(Data records)

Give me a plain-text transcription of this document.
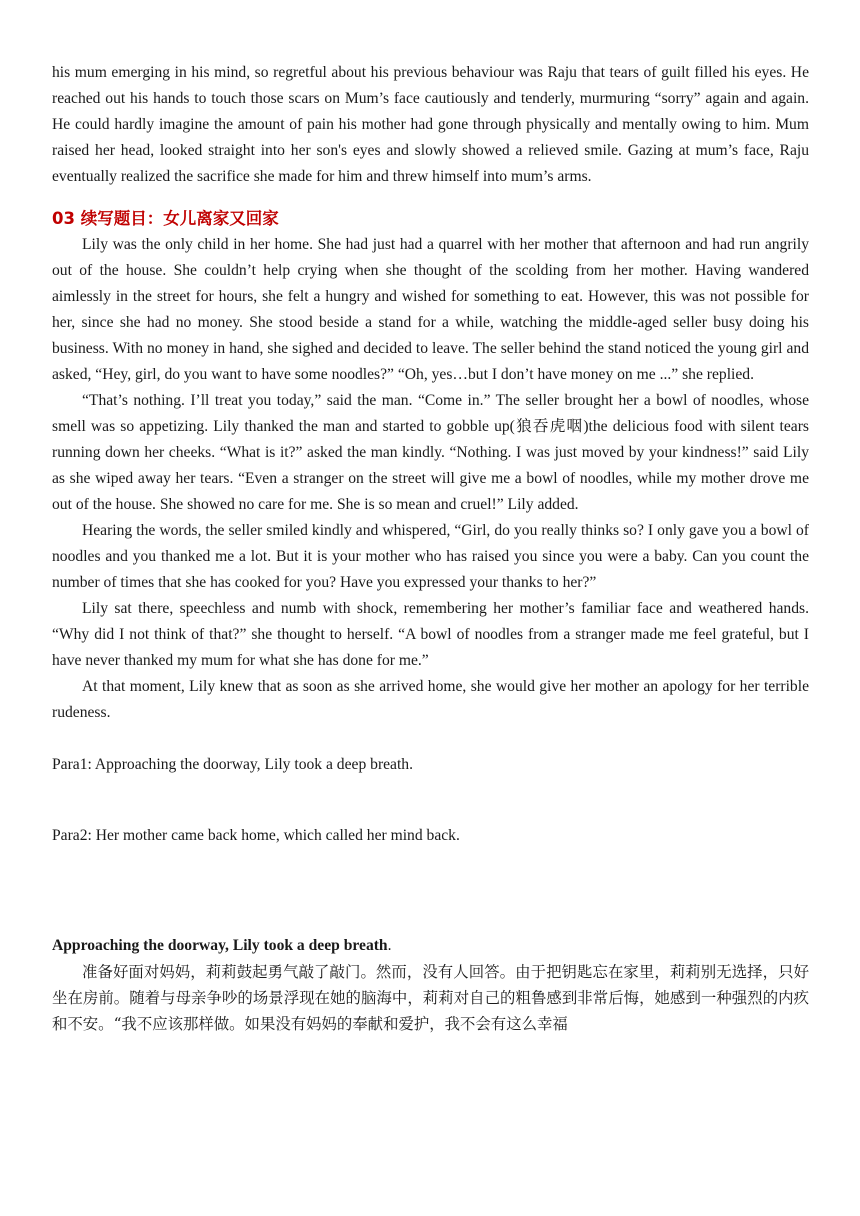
his mum emerging in his mind, so regretful about his previous behaviour was Raju that tears of guilt filled his eyes. He reached out his hands to touch those scars on Mum’s face cautiously and tenderly, murmuring “sorry” again and again. He could hardly imagine the amount of pain his mother had gone through physically and mentally owing to him. Mum raised her head, looked straight into her son's eyes and slowly showed a relieved smile. Gazing at mum’s face, Raju eventually realized the sacrifice she made for him and threw himself into mum’s arms.

03 续写题目：女儿离家又回家

Lily was the only child in her home. She had just had a quarrel with her mother that afternoon and had run angrily out of the house. She couldn’t help crying when she thought of the scolding from her mother. Having wandered aimlessly in the street for hours, she felt a hungry and wished for something to eat. However, this was not possible for her, since she had no money. She stood beside a stand for a while, watching the middle-aged seller busy doing his business. With no money in hand, she sighed and decided to leave. The seller behind the stand noticed the young girl and asked, “Hey, girl, do you want to have some noodles?” “Oh, yes…but I don’t have money on me ...” she replied.

“That’s nothing. I’ll treat you today,” said the man. “Come in.” The seller brought her a bowl of noodles, whose smell was so appetizing. Lily thanked the man and started to gobble up(狼吞虎咽)the delicious food with silent tears running down her cheeks. “What is it?” asked the man kindly. “Nothing. I was just moved by your kindness!” said Lily as she wiped away her tears. “Even a stranger on the street will give me a bowl of noodles, while my mother drove me out of the house. She showed no care for me. She is so mean and cruel!” Lily added.

Hearing the words, the seller smiled kindly and whispered, “Girl, do you really thinks so? I only gave you a bowl of noodles and you thanked me a lot. But it is your mother who has raised you since you were a baby. Can you count the number of times that she has cooked for you? Have you expressed your thanks to her?”

Lily sat there, speechless and numb with shock, remembering her mother’s familiar face and weathered hands. “Why did I not think of that?” she thought to herself. “A bowl of noodles from a stranger made me feel grateful, but I have never thanked my mum for what she has done for me.”

At that moment, Lily knew that as soon as she arrived home, she would give her mother an apology for her terrible rudeness.

Para1: Approaching the doorway, Lily took a deep breath.

Para2: Her mother came back home, which called her mind back.

Approaching the doorway, Lily took a deep breath.

准备好面对妈妈，莉莉鼓起勇气敲了敲门。然而，没有人回答。由于把钥匙忘在家里，莉莉别无选择，只好坐在房前。随着与母亲争吵的场景浮现在她的脑海中，莉莉对自己的粗鲁感到非常后悔，她感到一种强烈的内疚和不安。“我不应该那样做。如果没有妈妈的奉献和爱护，我不会有这么幸福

Exercise.
Tally the lines in the records above that contain the word "breath", and give only that number.

Exercise solution.
2